======== Source data ========
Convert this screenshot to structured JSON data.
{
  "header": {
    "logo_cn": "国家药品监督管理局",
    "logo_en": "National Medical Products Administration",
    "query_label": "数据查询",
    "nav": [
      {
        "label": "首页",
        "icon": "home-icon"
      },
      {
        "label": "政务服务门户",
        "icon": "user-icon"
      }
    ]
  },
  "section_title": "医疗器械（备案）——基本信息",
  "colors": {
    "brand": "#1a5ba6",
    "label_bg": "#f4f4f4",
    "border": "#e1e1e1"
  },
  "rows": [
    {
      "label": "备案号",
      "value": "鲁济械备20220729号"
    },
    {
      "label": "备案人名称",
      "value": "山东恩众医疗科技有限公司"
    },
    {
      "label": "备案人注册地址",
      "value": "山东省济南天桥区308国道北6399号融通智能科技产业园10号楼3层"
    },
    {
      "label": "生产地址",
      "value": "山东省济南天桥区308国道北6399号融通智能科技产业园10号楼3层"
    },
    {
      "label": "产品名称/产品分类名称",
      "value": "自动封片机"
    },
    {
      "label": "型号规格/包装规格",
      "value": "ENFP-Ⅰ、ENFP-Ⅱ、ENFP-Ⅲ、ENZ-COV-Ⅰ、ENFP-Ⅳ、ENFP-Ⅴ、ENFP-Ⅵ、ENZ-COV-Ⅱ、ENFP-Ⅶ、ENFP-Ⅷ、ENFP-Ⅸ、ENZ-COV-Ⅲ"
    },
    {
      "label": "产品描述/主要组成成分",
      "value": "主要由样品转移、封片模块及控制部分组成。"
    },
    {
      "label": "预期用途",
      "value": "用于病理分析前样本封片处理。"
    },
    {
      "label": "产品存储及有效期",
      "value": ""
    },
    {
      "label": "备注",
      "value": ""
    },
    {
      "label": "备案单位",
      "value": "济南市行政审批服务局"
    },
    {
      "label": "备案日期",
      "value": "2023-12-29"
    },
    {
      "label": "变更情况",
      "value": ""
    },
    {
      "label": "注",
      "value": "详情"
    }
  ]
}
========
_Aim of the exercise_.
Repeat all the entries exactly as given.

_Finished task_.
Convert this screenshot to structured JSON data.
{
  "header": {
    "logo_cn": "国家药品监督管理局",
    "logo_en": "National Medical Products Administration",
    "query_label": "数据查询",
    "nav": [
      {
        "label": "首页",
        "icon": "home-icon"
      },
      {
        "label": "政务服务门户",
        "icon": "user-icon"
      }
    ]
  },
  "section_title": "医疗器械（备案）——基本信息",
  "colors": {
    "brand": "#1a5ba6",
    "label_bg": "#f4f4f4",
    "border": "#e1e1e1"
  },
  "rows": [
    {
      "label": "备案号",
      "value": "鲁济械备20220729号"
    },
    {
      "label": "备案人名称",
      "value": "山东恩众医疗科技有限公司"
    },
    {
      "label": "备案人注册地址",
      "value": "山东省济南天桥区308国道北6399号融通智能科技产业园10号楼3层"
    },
    {
      "label": "生产地址",
      "value": "山东省济南天桥区308国道北6399号融通智能科技产业园10号楼3层"
    },
    {
      "label": "产品名称/产品分类名称",
      "value": "自动封片机"
    },
    {
      "label": "型号规格/包装规格",
      "value": "ENFP-Ⅰ、ENFP-Ⅱ、ENFP-Ⅲ、ENZ-COV-Ⅰ、ENFP-Ⅳ、ENFP-Ⅴ、ENFP-Ⅵ、ENZ-COV-Ⅱ、ENFP-Ⅶ、ENFP-Ⅷ、ENFP-Ⅸ、ENZ-COV-Ⅲ"
    },
    {
      "label": "产品描述/主要组成成分",
      "value": "主要由样品转移、封片模块及控制部分组成。"
    },
    {
      "label": "预期用途",
      "value": "用于病理分析前样本封片处理。"
    },
    {
      "label": "产品存储及有效期",
      "value": ""
    },
    {
      "label": "备注",
      "value": ""
    },
    {
      "label": "备案单位",
      "value": "济南市行政审批服务局"
    },
    {
      "label": "备案日期",
      "value": "2023-12-29"
    },
    {
      "label": "变更情况",
      "value": ""
    },
    {
      "label": "注",
      "value": "详情"
    }
  ]
}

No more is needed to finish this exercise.